Exercise:
Images embedded in the records are excluded; print everything else exactly as given.

——————————

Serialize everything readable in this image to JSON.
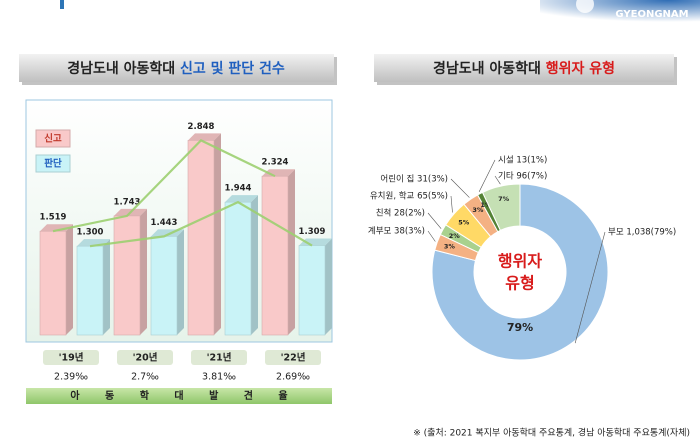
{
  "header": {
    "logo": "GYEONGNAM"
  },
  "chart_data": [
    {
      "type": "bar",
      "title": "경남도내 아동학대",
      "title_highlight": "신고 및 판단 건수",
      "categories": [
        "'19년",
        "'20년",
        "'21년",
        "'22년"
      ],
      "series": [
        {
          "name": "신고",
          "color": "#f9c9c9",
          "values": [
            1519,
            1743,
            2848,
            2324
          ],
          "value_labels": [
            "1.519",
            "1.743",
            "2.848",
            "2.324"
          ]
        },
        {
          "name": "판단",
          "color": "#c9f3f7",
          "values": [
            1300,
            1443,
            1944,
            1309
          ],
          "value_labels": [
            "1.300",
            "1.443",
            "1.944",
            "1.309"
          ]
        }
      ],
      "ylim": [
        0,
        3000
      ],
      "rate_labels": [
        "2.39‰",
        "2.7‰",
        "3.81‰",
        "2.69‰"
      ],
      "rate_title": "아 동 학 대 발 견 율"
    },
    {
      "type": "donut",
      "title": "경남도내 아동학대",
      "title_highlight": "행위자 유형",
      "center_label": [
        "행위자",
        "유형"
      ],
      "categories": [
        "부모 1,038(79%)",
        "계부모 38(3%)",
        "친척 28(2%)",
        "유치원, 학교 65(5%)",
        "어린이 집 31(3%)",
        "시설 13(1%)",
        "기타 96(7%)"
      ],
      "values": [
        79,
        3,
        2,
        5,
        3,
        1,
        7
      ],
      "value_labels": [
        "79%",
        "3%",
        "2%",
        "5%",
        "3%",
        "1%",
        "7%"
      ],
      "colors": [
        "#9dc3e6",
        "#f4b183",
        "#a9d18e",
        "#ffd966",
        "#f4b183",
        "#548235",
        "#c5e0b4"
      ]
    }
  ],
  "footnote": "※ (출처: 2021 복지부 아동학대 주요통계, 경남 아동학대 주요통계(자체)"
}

——————————

Result of the task:
Serialize everything readable in this image to JSON.
{
  "header": {
    "logo": "GYEONGNAM"
  },
  "chart_data": [
    {
      "type": "bar",
      "title": "경남도내 아동학대",
      "title_highlight": "신고 및 판단 건수",
      "categories": [
        "'19년",
        "'20년",
        "'21년",
        "'22년"
      ],
      "series": [
        {
          "name": "신고",
          "color": "#f9c9c9",
          "values": [
            1519,
            1743,
            2848,
            2324
          ],
          "value_labels": [
            "1.519",
            "1.743",
            "2.848",
            "2.324"
          ]
        },
        {
          "name": "판단",
          "color": "#c9f3f7",
          "values": [
            1300,
            1443,
            1944,
            1309
          ],
          "value_labels": [
            "1.300",
            "1.443",
            "1.944",
            "1.309"
          ]
        }
      ],
      "ylim": [
        0,
        3000
      ],
      "rate_labels": [
        "2.39‰",
        "2.7‰",
        "3.81‰",
        "2.69‰"
      ],
      "rate_title": "아 동 학 대 발 견 율"
    },
    {
      "type": "donut",
      "title": "경남도내 아동학대",
      "title_highlight": "행위자 유형",
      "center_label": [
        "행위자",
        "유형"
      ],
      "categories": [
        "부모 1,038(79%)",
        "계부모 38(3%)",
        "친척 28(2%)",
        "유치원, 학교 65(5%)",
        "어린이 집 31(3%)",
        "시설 13(1%)",
        "기타 96(7%)"
      ],
      "values": [
        79,
        3,
        2,
        5,
        3,
        1,
        7
      ],
      "value_labels": [
        "79%",
        "3%",
        "2%",
        "5%",
        "3%",
        "1%",
        "7%"
      ],
      "colors": [
        "#9dc3e6",
        "#f4b183",
        "#a9d18e",
        "#ffd966",
        "#f4b183",
        "#548235",
        "#c5e0b4"
      ]
    }
  ],
  "footnote": "※ (출처: 2021 복지부 아동학대 주요통계, 경남 아동학대 주요통계(자체)"
}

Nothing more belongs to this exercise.